| EXERCISE TASK |
The exercise asks you to copy every line below in which "Client" appears.

+++ DATA PROVIDED +++

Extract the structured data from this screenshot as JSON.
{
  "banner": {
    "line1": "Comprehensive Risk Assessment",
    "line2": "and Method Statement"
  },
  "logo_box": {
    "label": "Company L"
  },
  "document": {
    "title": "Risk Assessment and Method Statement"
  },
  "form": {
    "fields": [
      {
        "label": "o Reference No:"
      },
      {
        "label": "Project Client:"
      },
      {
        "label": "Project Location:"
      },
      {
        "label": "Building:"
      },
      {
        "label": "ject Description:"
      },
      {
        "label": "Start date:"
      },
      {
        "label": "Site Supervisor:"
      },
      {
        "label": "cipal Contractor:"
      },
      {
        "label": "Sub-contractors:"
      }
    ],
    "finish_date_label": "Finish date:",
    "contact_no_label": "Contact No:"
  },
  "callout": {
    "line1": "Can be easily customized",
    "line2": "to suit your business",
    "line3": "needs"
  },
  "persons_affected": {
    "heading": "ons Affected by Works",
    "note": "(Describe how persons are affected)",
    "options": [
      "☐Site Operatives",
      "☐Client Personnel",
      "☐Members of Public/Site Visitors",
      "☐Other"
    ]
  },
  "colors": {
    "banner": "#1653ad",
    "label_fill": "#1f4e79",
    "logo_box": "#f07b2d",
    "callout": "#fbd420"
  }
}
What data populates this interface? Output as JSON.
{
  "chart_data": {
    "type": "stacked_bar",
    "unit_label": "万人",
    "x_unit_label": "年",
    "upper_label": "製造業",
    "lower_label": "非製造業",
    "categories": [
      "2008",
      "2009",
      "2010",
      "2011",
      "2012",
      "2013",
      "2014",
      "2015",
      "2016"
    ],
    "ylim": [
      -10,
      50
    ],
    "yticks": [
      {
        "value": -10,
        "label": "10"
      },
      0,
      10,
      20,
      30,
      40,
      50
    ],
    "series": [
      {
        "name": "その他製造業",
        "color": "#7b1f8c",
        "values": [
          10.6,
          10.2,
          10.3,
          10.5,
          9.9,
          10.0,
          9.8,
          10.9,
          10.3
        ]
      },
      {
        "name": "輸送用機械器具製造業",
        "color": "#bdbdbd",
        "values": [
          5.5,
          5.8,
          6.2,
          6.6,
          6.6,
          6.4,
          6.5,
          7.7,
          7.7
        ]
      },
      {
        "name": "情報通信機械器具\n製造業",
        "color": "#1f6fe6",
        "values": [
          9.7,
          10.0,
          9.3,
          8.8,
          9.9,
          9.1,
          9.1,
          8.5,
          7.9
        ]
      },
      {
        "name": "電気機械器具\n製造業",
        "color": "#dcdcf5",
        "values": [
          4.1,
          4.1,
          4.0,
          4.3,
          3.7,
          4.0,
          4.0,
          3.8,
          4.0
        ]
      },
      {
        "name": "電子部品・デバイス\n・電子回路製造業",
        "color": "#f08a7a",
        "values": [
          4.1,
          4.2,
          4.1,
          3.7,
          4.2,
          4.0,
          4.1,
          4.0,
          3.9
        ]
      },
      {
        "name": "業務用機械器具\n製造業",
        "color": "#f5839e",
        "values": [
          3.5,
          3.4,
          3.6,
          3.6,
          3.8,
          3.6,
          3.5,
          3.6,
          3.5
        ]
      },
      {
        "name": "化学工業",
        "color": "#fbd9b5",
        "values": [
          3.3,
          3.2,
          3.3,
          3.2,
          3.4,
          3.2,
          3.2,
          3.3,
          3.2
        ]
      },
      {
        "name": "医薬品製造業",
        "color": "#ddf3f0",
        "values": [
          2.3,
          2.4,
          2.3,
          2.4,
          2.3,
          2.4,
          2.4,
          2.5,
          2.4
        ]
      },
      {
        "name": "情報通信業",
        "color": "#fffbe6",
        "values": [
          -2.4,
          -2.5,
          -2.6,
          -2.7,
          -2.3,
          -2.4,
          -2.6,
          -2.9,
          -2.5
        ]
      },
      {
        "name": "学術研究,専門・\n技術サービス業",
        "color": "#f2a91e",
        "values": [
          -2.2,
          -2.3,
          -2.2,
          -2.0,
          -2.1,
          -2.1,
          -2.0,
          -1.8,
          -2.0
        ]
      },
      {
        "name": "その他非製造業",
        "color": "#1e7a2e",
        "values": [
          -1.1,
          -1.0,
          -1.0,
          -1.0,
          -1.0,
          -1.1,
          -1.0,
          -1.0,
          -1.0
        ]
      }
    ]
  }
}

+++

| TASK RESPONSE |
        "label": "Project Client:"
      "☐Client Personnel",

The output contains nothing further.